#### SUPPLIED MATERIAL
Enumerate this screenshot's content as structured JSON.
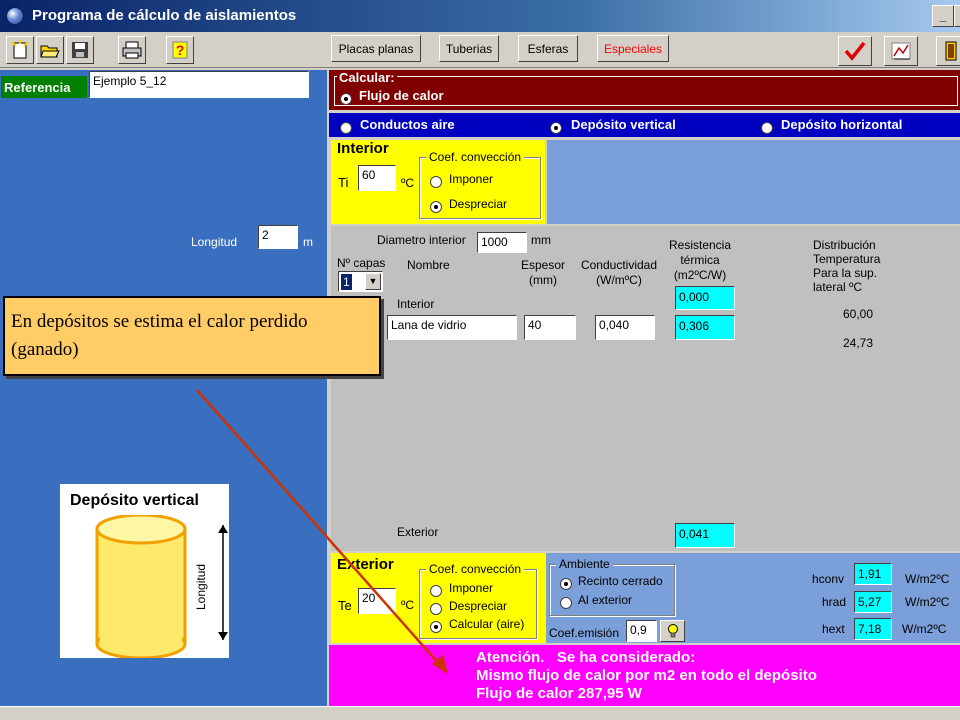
{
  "window": {
    "title": "Programa de cálculo de aislamientos",
    "minimize": "_",
    "maximize": "□"
  },
  "toolbar": {
    "tabs": [
      "Placas planas",
      "Tuberias",
      "Esferas",
      "Especiales"
    ],
    "active_tab_color": "#ff0000"
  },
  "referencia": {
    "label": "Referencia",
    "value": "Ejemplo 5_12"
  },
  "longitud": {
    "label": "Longitud",
    "value": "2",
    "unit": "m"
  },
  "calcular": {
    "legend": "Calcular:",
    "option": "Flujo de calor"
  },
  "types": [
    {
      "label": "Conductos aire",
      "selected": false
    },
    {
      "label": "Depósito vertical",
      "selected": true
    },
    {
      "label": "Depósito horizontal",
      "selected": false
    }
  ],
  "interior": {
    "title": "Interior",
    "ti_label": "Ti",
    "ti_value": "60",
    "ti_unit": "ºC",
    "conv_legend": "Coef. convección",
    "options": [
      {
        "label": "Imponer",
        "selected": false
      },
      {
        "label": "Despreciar",
        "selected": true
      }
    ]
  },
  "table": {
    "diam_label": "Diametro interior",
    "diam_value": "1000",
    "diam_unit": "mm",
    "ncapas_label": "Nº capas",
    "ncapas_value": "1",
    "col_nombre": "Nombre",
    "col_espesor": "Espesor (mm)",
    "col_conductividad": "Conductividad (W/mºC)",
    "col_resistencia": "Resistencia térmica (m2ºC/W)",
    "col_distribucion": "Distribución Temperatura Para la sup. lateral ºC",
    "interior_label": "Interior",
    "interior_resistance": "0,000",
    "layer_name": "Lana de vidrio",
    "layer_espesor": "40",
    "layer_conductividad": "0,040",
    "layer_resistance": "0,306",
    "temp_1": "60,00",
    "temp_2": "24,73",
    "exterior_label": "Exterior",
    "exterior_resistance": "0,041"
  },
  "exterior": {
    "title": "Exterior",
    "te_label": "Te",
    "te_value": "20",
    "te_unit": "ºC",
    "conv_legend": "Coef. convección",
    "options": [
      {
        "label": "Imponer",
        "selected": false
      },
      {
        "label": "Despreciar",
        "selected": false
      },
      {
        "label": "Calcular (aire)",
        "selected": true
      }
    ]
  },
  "ambiente": {
    "legend": "Ambiente",
    "options": [
      {
        "label": "Recinto cerrado",
        "selected": true
      },
      {
        "label": "Al exterior",
        "selected": false
      }
    ],
    "emision_label": "Coef.emisión",
    "emision_value": "0,9"
  },
  "coefs": [
    {
      "label": "hconv",
      "value": "1,91",
      "unit": "W/m2ºC"
    },
    {
      "label": "hrad",
      "value": "5,27",
      "unit": "W/m2ºC"
    },
    {
      "label": "hext",
      "value": "7,18",
      "unit": "W/m2ºC"
    }
  ],
  "atencion": {
    "line1": "Atención.   Se ha considerado:",
    "line2": "Mismo flujo de calor por m2 en todo el depósito",
    "line3": "Flujo de calor 287,95 W"
  },
  "callout": {
    "text": "En depósitos se estima el calor perdido (ganado)"
  },
  "diagram": {
    "title": "Depósito vertical",
    "axis_label": "Longitud"
  },
  "colors": {
    "left_panel": "#3a6ebe",
    "calc_bar": "#800000",
    "option_bar": "#0000c0",
    "yellow": "#ffff00",
    "magenta": "#ff00ff",
    "cyan": "#00ffff",
    "callout": "#ffcc66",
    "arrow": "#cc3300"
  }
}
########
- REQUIRED WORK -
Skipping the pictures, transcribe each line above exactly as it appears.

- SOLUTION TO THIS TASK -
Enumerate this screenshot's content as structured JSON.
{
  "window": {
    "title": "Programa de cálculo de aislamientos",
    "minimize": "_",
    "maximize": "□"
  },
  "toolbar": {
    "tabs": [
      "Placas planas",
      "Tuberias",
      "Esferas",
      "Especiales"
    ],
    "active_tab_color": "#ff0000"
  },
  "referencia": {
    "label": "Referencia",
    "value": "Ejemplo 5_12"
  },
  "longitud": {
    "label": "Longitud",
    "value": "2",
    "unit": "m"
  },
  "calcular": {
    "legend": "Calcular:",
    "option": "Flujo de calor"
  },
  "types": [
    {
      "label": "Conductos aire",
      "selected": false
    },
    {
      "label": "Depósito vertical",
      "selected": true
    },
    {
      "label": "Depósito horizontal",
      "selected": false
    }
  ],
  "interior": {
    "title": "Interior",
    "ti_label": "Ti",
    "ti_value": "60",
    "ti_unit": "ºC",
    "conv_legend": "Coef. convección",
    "options": [
      {
        "label": "Imponer",
        "selected": false
      },
      {
        "label": "Despreciar",
        "selected": true
      }
    ]
  },
  "table": {
    "diam_label": "Diametro interior",
    "diam_value": "1000",
    "diam_unit": "mm",
    "ncapas_label": "Nº capas",
    "ncapas_value": "1",
    "col_nombre": "Nombre",
    "col_espesor": "Espesor (mm)",
    "col_conductividad": "Conductividad (W/mºC)",
    "col_resistencia": "Resistencia térmica (m2ºC/W)",
    "col_distribucion": "Distribución Temperatura Para la sup. lateral ºC",
    "interior_label": "Interior",
    "interior_resistance": "0,000",
    "layer_name": "Lana de vidrio",
    "layer_espesor": "40",
    "layer_conductividad": "0,040",
    "layer_resistance": "0,306",
    "temp_1": "60,00",
    "temp_2": "24,73",
    "exterior_label": "Exterior",
    "exterior_resistance": "0,041"
  },
  "exterior": {
    "title": "Exterior",
    "te_label": "Te",
    "te_value": "20",
    "te_unit": "ºC",
    "conv_legend": "Coef. convección",
    "options": [
      {
        "label": "Imponer",
        "selected": false
      },
      {
        "label": "Despreciar",
        "selected": false
      },
      {
        "label": "Calcular (aire)",
        "selected": true
      }
    ]
  },
  "ambiente": {
    "legend": "Ambiente",
    "options": [
      {
        "label": "Recinto cerrado",
        "selected": true
      },
      {
        "label": "Al exterior",
        "selected": false
      }
    ],
    "emision_label": "Coef.emisión",
    "emision_value": "0,9"
  },
  "coefs": [
    {
      "label": "hconv",
      "value": "1,91",
      "unit": "W/m2ºC"
    },
    {
      "label": "hrad",
      "value": "5,27",
      "unit": "W/m2ºC"
    },
    {
      "label": "hext",
      "value": "7,18",
      "unit": "W/m2ºC"
    }
  ],
  "atencion": {
    "line1": "Atención.   Se ha considerado:",
    "line2": "Mismo flujo de calor por m2 en todo el depósito",
    "line3": "Flujo de calor 287,95 W"
  },
  "callout": {
    "text": "En depósitos se estima el calor perdido (ganado)"
  },
  "diagram": {
    "title": "Depósito vertical",
    "axis_label": "Longitud"
  },
  "colors": {
    "left_panel": "#3a6ebe",
    "calc_bar": "#800000",
    "option_bar": "#0000c0",
    "yellow": "#ffff00",
    "magenta": "#ff00ff",
    "cyan": "#00ffff",
    "callout": "#ffcc66",
    "arrow": "#cc3300"
  }
}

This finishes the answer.